**WHAT IS NEEDED**. Write out the material below again, unchanged.
* * *
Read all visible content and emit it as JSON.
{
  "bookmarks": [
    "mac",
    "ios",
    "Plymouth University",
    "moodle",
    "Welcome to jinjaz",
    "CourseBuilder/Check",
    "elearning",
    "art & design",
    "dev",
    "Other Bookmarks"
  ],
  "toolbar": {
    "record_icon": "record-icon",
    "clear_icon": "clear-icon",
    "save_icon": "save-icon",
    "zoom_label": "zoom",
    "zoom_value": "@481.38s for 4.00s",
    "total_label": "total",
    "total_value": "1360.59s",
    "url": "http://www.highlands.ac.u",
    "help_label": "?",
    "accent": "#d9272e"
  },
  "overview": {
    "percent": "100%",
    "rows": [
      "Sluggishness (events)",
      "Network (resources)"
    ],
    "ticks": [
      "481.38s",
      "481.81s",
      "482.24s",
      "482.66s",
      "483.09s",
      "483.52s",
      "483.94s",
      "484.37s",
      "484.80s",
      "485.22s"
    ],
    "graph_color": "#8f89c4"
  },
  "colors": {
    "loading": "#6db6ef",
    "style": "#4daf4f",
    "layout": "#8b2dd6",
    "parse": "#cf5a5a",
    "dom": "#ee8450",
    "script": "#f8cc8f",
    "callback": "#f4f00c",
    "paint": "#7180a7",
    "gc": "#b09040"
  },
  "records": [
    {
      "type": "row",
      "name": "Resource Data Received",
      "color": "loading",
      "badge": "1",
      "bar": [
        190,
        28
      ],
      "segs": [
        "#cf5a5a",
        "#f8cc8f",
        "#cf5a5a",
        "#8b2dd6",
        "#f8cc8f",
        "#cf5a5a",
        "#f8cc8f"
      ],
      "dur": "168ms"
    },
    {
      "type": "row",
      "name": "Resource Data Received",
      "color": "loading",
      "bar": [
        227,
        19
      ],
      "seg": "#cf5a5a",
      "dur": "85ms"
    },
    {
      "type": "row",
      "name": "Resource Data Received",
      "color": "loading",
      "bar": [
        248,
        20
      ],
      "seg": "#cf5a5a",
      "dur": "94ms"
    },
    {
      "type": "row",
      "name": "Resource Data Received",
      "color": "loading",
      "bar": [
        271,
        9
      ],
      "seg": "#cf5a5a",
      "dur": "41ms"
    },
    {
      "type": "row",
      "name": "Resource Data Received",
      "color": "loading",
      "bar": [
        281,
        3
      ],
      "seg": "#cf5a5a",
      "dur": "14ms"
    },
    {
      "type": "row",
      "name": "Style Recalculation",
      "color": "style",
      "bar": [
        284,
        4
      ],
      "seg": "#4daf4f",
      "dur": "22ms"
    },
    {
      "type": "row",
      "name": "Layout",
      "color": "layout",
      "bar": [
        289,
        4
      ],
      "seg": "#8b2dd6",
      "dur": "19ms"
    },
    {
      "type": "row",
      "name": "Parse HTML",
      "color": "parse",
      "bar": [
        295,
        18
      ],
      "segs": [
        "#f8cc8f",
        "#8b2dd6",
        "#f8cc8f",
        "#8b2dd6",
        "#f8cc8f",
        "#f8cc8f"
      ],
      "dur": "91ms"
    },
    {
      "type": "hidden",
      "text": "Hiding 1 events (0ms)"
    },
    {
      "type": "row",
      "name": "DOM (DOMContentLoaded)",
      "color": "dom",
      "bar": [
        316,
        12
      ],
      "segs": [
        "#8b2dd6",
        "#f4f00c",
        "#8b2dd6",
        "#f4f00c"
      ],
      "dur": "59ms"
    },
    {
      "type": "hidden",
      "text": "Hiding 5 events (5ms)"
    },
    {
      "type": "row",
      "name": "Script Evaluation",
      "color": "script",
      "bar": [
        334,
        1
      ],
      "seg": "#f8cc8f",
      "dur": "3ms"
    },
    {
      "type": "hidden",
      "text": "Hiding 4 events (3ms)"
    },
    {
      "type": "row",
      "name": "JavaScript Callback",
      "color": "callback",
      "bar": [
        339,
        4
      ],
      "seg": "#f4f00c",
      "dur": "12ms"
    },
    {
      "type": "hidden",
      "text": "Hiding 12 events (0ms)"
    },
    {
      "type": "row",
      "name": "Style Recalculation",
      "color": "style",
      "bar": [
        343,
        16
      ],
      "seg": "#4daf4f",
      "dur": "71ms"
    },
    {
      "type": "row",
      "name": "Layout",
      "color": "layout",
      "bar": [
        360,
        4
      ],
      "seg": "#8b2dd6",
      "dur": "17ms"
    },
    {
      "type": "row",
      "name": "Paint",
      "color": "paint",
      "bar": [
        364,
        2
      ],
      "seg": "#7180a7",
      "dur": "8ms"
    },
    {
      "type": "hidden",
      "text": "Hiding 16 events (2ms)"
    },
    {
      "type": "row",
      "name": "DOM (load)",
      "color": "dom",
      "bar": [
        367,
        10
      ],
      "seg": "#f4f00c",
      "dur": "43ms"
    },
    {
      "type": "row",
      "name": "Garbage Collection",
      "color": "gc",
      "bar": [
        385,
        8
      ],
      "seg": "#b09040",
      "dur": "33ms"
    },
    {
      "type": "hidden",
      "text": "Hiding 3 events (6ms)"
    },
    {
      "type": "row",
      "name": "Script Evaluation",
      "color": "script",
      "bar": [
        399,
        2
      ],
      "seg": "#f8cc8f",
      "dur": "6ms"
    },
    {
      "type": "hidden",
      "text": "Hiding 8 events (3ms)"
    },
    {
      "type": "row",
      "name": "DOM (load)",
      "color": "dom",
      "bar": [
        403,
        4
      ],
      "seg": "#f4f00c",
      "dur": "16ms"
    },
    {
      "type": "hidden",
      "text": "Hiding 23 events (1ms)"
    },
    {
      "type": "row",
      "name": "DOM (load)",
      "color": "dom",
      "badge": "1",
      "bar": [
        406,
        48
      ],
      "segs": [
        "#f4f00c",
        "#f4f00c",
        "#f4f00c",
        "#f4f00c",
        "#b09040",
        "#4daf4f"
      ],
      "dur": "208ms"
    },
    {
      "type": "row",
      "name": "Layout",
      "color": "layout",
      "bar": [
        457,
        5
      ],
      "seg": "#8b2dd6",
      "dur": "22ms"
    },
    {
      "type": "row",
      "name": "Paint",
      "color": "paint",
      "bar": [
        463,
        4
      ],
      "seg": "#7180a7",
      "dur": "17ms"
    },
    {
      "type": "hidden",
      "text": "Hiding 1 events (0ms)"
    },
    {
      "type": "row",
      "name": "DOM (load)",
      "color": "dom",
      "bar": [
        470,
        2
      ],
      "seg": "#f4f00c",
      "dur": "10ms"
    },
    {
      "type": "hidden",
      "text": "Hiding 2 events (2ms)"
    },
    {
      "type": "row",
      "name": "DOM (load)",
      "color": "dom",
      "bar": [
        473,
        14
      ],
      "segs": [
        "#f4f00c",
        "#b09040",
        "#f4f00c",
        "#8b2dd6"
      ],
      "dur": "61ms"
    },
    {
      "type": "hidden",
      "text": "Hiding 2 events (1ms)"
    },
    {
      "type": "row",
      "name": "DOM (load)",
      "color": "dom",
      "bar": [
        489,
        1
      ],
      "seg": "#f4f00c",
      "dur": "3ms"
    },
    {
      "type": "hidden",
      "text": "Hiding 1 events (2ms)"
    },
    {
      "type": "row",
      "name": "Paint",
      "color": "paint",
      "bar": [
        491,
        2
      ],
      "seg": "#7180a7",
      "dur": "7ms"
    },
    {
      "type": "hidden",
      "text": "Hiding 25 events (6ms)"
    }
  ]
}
* * *
**RESULT OF THIS EXERCISE**.
Read all visible content and emit it as JSON.
{
  "bookmarks": [
    "mac",
    "ios",
    "Plymouth University",
    "moodle",
    "Welcome to jinjaz",
    "CourseBuilder/Check",
    "elearning",
    "art & design",
    "dev",
    "Other Bookmarks"
  ],
  "toolbar": {
    "record_icon": "record-icon",
    "clear_icon": "clear-icon",
    "save_icon": "save-icon",
    "zoom_label": "zoom",
    "zoom_value": "@481.38s for 4.00s",
    "total_label": "total",
    "total_value": "1360.59s",
    "url": "http://www.highlands.ac.u",
    "help_label": "?",
    "accent": "#d9272e"
  },
  "overview": {
    "percent": "100%",
    "rows": [
      "Sluggishness (events)",
      "Network (resources)"
    ],
    "ticks": [
      "481.38s",
      "481.81s",
      "482.24s",
      "482.66s",
      "483.09s",
      "483.52s",
      "483.94s",
      "484.37s",
      "484.80s",
      "485.22s"
    ],
    "graph_color": "#8f89c4"
  },
  "colors": {
    "loading": "#6db6ef",
    "style": "#4daf4f",
    "layout": "#8b2dd6",
    "parse": "#cf5a5a",
    "dom": "#ee8450",
    "script": "#f8cc8f",
    "callback": "#f4f00c",
    "paint": "#7180a7",
    "gc": "#b09040"
  },
  "records": [
    {
      "type": "row",
      "name": "Resource Data Received",
      "color": "loading",
      "badge": "1",
      "bar": [
        190,
        28
      ],
      "segs": [
        "#cf5a5a",
        "#f8cc8f",
        "#cf5a5a",
        "#8b2dd6",
        "#f8cc8f",
        "#cf5a5a",
        "#f8cc8f"
      ],
      "dur": "168ms"
    },
    {
      "type": "row",
      "name": "Resource Data Received",
      "color": "loading",
      "bar": [
        227,
        19
      ],
      "seg": "#cf5a5a",
      "dur": "85ms"
    },
    {
      "type": "row",
      "name": "Resource Data Received",
      "color": "loading",
      "bar": [
        248,
        20
      ],
      "seg": "#cf5a5a",
      "dur": "94ms"
    },
    {
      "type": "row",
      "name": "Resource Data Received",
      "color": "loading",
      "bar": [
        271,
        9
      ],
      "seg": "#cf5a5a",
      "dur": "41ms"
    },
    {
      "type": "row",
      "name": "Resource Data Received",
      "color": "loading",
      "bar": [
        281,
        3
      ],
      "seg": "#cf5a5a",
      "dur": "14ms"
    },
    {
      "type": "row",
      "name": "Style Recalculation",
      "color": "style",
      "bar": [
        284,
        4
      ],
      "seg": "#4daf4f",
      "dur": "22ms"
    },
    {
      "type": "row",
      "name": "Layout",
      "color": "layout",
      "bar": [
        289,
        4
      ],
      "seg": "#8b2dd6",
      "dur": "19ms"
    },
    {
      "type": "row",
      "name": "Parse HTML",
      "color": "parse",
      "bar": [
        295,
        18
      ],
      "segs": [
        "#f8cc8f",
        "#8b2dd6",
        "#f8cc8f",
        "#8b2dd6",
        "#f8cc8f",
        "#f8cc8f"
      ],
      "dur": "91ms"
    },
    {
      "type": "hidden",
      "text": "Hiding 1 events (0ms)"
    },
    {
      "type": "row",
      "name": "DOM (DOMContentLoaded)",
      "color": "dom",
      "bar": [
        316,
        12
      ],
      "segs": [
        "#8b2dd6",
        "#f4f00c",
        "#8b2dd6",
        "#f4f00c"
      ],
      "dur": "59ms"
    },
    {
      "type": "hidden",
      "text": "Hiding 5 events (5ms)"
    },
    {
      "type": "row",
      "name": "Script Evaluation",
      "color": "script",
      "bar": [
        334,
        1
      ],
      "seg": "#f8cc8f",
      "dur": "3ms"
    },
    {
      "type": "hidden",
      "text": "Hiding 4 events (3ms)"
    },
    {
      "type": "row",
      "name": "JavaScript Callback",
      "color": "callback",
      "bar": [
        339,
        4
      ],
      "seg": "#f4f00c",
      "dur": "12ms"
    },
    {
      "type": "hidden",
      "text": "Hiding 12 events (0ms)"
    },
    {
      "type": "row",
      "name": "Style Recalculation",
      "color": "style",
      "bar": [
        343,
        16
      ],
      "seg": "#4daf4f",
      "dur": "71ms"
    },
    {
      "type": "row",
      "name": "Layout",
      "color": "layout",
      "bar": [
        360,
        4
      ],
      "seg": "#8b2dd6",
      "dur": "17ms"
    },
    {
      "type": "row",
      "name": "Paint",
      "color": "paint",
      "bar": [
        364,
        2
      ],
      "seg": "#7180a7",
      "dur": "8ms"
    },
    {
      "type": "hidden",
      "text": "Hiding 16 events (2ms)"
    },
    {
      "type": "row",
      "name": "DOM (load)",
      "color": "dom",
      "bar": [
        367,
        10
      ],
      "seg": "#f4f00c",
      "dur": "43ms"
    },
    {
      "type": "row",
      "name": "Garbage Collection",
      "color": "gc",
      "bar": [
        385,
        8
      ],
      "seg": "#b09040",
      "dur": "33ms"
    },
    {
      "type": "hidden",
      "text": "Hiding 3 events (6ms)"
    },
    {
      "type": "row",
      "name": "Script Evaluation",
      "color": "script",
      "bar": [
        399,
        2
      ],
      "seg": "#f8cc8f",
      "dur": "6ms"
    },
    {
      "type": "hidden",
      "text": "Hiding 8 events (3ms)"
    },
    {
      "type": "row",
      "name": "DOM (load)",
      "color": "dom",
      "bar": [
        403,
        4
      ],
      "seg": "#f4f00c",
      "dur": "16ms"
    },
    {
      "type": "hidden",
      "text": "Hiding 23 events (1ms)"
    },
    {
      "type": "row",
      "name": "DOM (load)",
      "color": "dom",
      "badge": "1",
      "bar": [
        406,
        48
      ],
      "segs": [
        "#f4f00c",
        "#f4f00c",
        "#f4f00c",
        "#f4f00c",
        "#b09040",
        "#4daf4f"
      ],
      "dur": "208ms"
    },
    {
      "type": "row",
      "name": "Layout",
      "color": "layout",
      "bar": [
        457,
        5
      ],
      "seg": "#8b2dd6",
      "dur": "22ms"
    },
    {
      "type": "row",
      "name": "Paint",
      "color": "paint",
      "bar": [
        463,
        4
      ],
      "seg": "#7180a7",
      "dur": "17ms"
    },
    {
      "type": "hidden",
      "text": "Hiding 1 events (0ms)"
    },
    {
      "type": "row",
      "name": "DOM (load)",
      "color": "dom",
      "bar": [
        470,
        2
      ],
      "seg": "#f4f00c",
      "dur": "10ms"
    },
    {
      "type": "hidden",
      "text": "Hiding 2 events (2ms)"
    },
    {
      "type": "row",
      "name": "DOM (load)",
      "color": "dom",
      "bar": [
        473,
        14
      ],
      "segs": [
        "#f4f00c",
        "#b09040",
        "#f4f00c",
        "#8b2dd6"
      ],
      "dur": "61ms"
    },
    {
      "type": "hidden",
      "text": "Hiding 2 events (1ms)"
    },
    {
      "type": "row",
      "name": "DOM (load)",
      "color": "dom",
      "bar": [
        489,
        1
      ],
      "seg": "#f4f00c",
      "dur": "3ms"
    },
    {
      "type": "hidden",
      "text": "Hiding 1 events (2ms)"
    },
    {
      "type": "row",
      "name": "Paint",
      "color": "paint",
      "bar": [
        491,
        2
      ],
      "seg": "#7180a7",
      "dur": "7ms"
    },
    {
      "type": "hidden",
      "text": "Hiding 25 events (6ms)"
    }
  ]
}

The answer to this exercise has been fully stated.